▶ **RAW RECORDS**:
::::::::
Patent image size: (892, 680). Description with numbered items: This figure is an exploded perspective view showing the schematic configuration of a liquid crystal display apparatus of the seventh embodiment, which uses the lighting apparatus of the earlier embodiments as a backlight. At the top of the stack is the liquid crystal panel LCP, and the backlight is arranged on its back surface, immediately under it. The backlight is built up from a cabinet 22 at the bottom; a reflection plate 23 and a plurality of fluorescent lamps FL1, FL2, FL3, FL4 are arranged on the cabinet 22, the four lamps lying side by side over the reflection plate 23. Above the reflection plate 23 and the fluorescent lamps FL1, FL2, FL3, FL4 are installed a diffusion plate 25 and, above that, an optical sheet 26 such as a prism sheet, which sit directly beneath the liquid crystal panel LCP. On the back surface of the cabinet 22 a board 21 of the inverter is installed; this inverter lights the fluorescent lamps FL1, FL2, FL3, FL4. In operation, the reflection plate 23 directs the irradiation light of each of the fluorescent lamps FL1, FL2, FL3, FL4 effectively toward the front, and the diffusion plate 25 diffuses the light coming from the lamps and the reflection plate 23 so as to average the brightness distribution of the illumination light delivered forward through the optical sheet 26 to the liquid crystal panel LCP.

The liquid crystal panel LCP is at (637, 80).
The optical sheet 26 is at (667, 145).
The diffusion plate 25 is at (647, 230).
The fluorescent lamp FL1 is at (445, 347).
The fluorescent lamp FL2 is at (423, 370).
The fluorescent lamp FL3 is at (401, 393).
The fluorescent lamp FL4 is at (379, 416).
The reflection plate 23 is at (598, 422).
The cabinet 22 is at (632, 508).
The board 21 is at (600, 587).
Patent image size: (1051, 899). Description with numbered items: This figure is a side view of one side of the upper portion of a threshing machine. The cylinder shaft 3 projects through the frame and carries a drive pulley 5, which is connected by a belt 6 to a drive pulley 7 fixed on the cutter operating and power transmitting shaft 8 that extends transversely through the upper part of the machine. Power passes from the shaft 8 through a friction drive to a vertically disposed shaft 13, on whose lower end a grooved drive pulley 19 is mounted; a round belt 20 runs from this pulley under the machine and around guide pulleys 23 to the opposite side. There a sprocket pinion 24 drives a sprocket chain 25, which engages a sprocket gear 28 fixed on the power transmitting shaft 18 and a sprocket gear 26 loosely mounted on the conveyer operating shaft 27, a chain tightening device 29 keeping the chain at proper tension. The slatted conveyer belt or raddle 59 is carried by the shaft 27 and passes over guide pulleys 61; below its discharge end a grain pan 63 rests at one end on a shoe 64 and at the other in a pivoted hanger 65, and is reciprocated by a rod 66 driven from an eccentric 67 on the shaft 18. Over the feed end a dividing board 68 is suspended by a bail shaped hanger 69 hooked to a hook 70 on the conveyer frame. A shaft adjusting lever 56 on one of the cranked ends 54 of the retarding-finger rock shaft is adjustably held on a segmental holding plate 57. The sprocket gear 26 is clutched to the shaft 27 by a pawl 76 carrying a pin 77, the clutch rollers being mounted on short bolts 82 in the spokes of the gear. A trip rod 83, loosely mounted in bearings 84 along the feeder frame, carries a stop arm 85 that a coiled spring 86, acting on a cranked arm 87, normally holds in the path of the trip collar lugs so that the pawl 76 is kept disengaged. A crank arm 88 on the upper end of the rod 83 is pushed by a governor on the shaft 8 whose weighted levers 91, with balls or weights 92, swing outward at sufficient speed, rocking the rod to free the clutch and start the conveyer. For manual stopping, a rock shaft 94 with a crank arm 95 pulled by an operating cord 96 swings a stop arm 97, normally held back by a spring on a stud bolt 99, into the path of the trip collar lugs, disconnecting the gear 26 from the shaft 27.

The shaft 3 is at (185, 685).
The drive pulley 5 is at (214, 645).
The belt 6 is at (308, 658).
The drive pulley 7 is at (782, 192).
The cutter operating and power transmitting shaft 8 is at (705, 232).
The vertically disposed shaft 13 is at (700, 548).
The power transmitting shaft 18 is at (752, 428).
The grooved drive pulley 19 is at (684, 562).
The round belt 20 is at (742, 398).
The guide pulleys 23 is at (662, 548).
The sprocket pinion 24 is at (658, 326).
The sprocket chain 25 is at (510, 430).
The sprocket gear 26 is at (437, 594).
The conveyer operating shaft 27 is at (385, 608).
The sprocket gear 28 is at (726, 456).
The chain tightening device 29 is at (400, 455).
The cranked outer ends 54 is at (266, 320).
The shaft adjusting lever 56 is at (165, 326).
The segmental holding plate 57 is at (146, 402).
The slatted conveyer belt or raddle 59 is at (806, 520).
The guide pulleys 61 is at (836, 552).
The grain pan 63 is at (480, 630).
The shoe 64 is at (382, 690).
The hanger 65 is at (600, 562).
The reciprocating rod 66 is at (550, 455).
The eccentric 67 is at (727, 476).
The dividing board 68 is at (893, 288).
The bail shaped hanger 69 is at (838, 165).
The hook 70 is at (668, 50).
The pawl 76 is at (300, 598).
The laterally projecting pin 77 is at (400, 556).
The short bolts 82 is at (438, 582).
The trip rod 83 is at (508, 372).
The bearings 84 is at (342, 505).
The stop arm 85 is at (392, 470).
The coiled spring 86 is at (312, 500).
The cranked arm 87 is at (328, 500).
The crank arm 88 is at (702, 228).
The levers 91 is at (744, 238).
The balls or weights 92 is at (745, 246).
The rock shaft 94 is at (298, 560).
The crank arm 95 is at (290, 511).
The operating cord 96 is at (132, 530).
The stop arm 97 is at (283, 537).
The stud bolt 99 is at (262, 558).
::::::::
Print the records again word for word, starting at the very beginning and ending with the line that contains "The board 21 is at (600, 587).".

Patent image size: (892, 680). Description with numbered items: This figure is an exploded perspective view showing the schematic configuration of a liquid crystal display apparatus of the seventh embodiment, which uses the lighting apparatus of the earlier embodiments as a backlight. At the top of the stack is the liquid crystal panel LCP, and the backlight is arranged on its back surface, immediately under it. The backlight is built up from a cabinet 22 at the bottom; a reflection plate 23 and a plurality of fluorescent lamps FL1, FL2, FL3, FL4 are arranged on the cabinet 22, the four lamps lying side by side over the reflection plate 23. Above the reflection plate 23 and the fluorescent lamps FL1, FL2, FL3, FL4 are installed a diffusion plate 25 and, above that, an optical sheet 26 such as a prism sheet, which sit directly beneath the liquid crystal panel LCP. On the back surface of the cabinet 22 a board 21 of the inverter is installed; this inverter lights the fluorescent lamps FL1, FL2, FL3, FL4. In operation, the reflection plate 23 directs the irradiation light of each of the fluorescent lamps FL1, FL2, FL3, FL4 effectively toward the front, and the diffusion plate 25 diffuses the light coming from the lamps and the reflection plate 23 so as to average the brightness distribution of the illumination light delivered forward through the optical sheet 26 to the liquid crystal panel LCP.

The liquid crystal panel LCP is at (637, 80).
The optical sheet 26 is at (667, 145).
The diffusion plate 25 is at (647, 230).
The fluorescent lamp FL1 is at (445, 347).
The fluorescent lamp FL2 is at (423, 370).
The fluorescent lamp FL3 is at (401, 393).
The fluorescent lamp FL4 is at (379, 416).
The reflection plate 23 is at (598, 422).
The cabinet 22 is at (632, 508).
The board 21 is at (600, 587).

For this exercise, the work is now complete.